Copy down every line where the string "name" shows up.

### ENTRIES

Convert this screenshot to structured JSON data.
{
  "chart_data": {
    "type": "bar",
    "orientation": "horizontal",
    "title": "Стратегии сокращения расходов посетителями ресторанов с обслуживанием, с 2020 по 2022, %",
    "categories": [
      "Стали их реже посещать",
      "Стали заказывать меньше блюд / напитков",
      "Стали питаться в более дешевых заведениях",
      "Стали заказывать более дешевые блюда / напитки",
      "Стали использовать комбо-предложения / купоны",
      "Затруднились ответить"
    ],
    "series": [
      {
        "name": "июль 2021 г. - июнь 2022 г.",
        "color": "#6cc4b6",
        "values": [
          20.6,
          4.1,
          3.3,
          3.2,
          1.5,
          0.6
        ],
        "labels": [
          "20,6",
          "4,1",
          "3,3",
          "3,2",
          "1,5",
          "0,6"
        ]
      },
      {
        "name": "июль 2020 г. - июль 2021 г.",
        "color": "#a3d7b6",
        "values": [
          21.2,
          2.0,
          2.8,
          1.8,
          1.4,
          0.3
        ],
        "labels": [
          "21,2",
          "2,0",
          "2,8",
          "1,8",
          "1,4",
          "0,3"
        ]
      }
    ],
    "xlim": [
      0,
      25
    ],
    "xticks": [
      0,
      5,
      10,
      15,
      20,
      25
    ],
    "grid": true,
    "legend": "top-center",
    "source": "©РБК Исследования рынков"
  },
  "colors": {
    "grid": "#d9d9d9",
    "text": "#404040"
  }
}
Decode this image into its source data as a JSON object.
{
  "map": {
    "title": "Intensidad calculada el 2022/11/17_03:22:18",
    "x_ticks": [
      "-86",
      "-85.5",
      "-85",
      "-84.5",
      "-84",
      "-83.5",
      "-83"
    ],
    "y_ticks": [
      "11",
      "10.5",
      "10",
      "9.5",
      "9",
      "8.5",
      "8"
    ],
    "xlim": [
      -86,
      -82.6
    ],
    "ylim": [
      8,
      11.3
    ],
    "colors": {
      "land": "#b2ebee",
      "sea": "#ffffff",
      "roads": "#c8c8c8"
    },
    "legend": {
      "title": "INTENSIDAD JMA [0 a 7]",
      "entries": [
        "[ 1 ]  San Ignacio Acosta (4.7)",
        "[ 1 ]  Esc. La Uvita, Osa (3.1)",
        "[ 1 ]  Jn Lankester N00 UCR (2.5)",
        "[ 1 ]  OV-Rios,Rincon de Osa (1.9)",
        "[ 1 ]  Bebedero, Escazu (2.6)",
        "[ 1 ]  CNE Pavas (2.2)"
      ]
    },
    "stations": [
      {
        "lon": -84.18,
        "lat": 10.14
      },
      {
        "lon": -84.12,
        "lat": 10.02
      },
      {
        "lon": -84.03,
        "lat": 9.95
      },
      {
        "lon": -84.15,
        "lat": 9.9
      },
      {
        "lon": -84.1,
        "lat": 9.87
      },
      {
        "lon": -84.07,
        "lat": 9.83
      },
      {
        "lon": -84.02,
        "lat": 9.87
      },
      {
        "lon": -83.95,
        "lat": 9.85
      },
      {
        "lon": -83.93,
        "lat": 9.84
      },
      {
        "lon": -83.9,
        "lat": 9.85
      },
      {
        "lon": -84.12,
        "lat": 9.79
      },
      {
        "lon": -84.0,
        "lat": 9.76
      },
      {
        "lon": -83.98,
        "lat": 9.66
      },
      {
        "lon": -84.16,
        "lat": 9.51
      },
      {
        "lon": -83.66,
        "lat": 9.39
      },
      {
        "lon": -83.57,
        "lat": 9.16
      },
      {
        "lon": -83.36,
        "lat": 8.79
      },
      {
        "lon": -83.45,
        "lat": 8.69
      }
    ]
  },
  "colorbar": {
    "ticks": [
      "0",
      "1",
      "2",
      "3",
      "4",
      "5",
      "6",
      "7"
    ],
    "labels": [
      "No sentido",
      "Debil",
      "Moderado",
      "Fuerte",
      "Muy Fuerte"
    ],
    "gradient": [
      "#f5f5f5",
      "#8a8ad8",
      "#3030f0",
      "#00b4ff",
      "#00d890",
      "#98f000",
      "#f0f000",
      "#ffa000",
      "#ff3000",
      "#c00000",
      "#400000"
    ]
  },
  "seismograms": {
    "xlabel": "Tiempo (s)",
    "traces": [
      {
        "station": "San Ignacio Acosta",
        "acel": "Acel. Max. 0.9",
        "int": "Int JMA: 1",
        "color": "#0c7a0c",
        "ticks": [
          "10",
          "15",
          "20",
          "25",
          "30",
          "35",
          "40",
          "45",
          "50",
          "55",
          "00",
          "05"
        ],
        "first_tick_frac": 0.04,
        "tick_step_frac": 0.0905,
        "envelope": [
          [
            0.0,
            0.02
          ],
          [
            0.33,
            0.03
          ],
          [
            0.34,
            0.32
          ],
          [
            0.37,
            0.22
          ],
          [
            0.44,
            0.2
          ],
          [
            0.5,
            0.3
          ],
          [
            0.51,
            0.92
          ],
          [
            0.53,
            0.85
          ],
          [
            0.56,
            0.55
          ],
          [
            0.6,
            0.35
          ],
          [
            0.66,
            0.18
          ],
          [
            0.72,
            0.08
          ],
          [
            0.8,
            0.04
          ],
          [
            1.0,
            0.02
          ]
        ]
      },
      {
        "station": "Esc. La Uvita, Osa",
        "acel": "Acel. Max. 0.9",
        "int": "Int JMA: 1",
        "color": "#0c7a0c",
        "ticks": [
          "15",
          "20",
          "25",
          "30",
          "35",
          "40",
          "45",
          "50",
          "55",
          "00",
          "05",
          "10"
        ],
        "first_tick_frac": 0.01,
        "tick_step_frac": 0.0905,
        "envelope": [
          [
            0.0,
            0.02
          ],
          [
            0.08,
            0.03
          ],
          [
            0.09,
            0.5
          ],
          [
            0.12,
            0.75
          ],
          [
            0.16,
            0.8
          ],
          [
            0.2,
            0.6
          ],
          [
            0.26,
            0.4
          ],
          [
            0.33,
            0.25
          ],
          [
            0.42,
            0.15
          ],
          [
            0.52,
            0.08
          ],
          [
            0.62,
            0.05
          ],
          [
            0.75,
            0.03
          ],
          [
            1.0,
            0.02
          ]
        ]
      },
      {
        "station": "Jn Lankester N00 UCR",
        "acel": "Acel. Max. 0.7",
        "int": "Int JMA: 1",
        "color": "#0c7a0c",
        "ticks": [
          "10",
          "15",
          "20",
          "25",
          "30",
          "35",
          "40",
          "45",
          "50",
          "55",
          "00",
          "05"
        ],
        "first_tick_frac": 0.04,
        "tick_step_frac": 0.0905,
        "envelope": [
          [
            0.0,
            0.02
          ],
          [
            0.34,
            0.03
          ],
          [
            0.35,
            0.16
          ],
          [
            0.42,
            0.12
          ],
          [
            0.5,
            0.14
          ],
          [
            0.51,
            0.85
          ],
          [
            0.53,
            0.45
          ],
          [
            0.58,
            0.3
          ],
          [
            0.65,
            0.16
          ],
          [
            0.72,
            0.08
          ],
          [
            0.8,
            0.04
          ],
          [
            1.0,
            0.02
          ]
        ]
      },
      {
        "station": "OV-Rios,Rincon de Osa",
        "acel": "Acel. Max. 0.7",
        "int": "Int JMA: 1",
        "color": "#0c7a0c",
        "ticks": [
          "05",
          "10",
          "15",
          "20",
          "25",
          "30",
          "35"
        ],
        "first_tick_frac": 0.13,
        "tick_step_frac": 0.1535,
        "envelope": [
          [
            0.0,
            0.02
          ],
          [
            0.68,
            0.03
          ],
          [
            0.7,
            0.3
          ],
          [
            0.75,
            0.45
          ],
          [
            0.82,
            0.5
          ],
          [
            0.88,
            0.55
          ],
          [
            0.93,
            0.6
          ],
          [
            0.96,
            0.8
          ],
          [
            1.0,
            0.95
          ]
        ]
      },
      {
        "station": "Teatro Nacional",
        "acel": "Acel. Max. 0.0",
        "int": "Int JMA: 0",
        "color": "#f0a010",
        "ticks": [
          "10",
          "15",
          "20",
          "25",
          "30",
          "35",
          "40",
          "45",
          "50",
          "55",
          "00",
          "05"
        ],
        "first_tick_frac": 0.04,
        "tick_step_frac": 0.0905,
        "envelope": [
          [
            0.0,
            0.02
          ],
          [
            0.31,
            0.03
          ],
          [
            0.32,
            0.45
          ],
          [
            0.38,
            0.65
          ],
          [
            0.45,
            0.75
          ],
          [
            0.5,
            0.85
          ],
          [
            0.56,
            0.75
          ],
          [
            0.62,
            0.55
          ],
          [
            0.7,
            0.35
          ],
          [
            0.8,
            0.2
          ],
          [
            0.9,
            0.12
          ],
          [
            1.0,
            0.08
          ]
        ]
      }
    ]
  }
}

######

▶ _EXERCISE RESPONSE_:
        "name": "июль 2021 г. - июнь 2022 г.",
        "name": "июль 2020 г. - июль 2021 г.",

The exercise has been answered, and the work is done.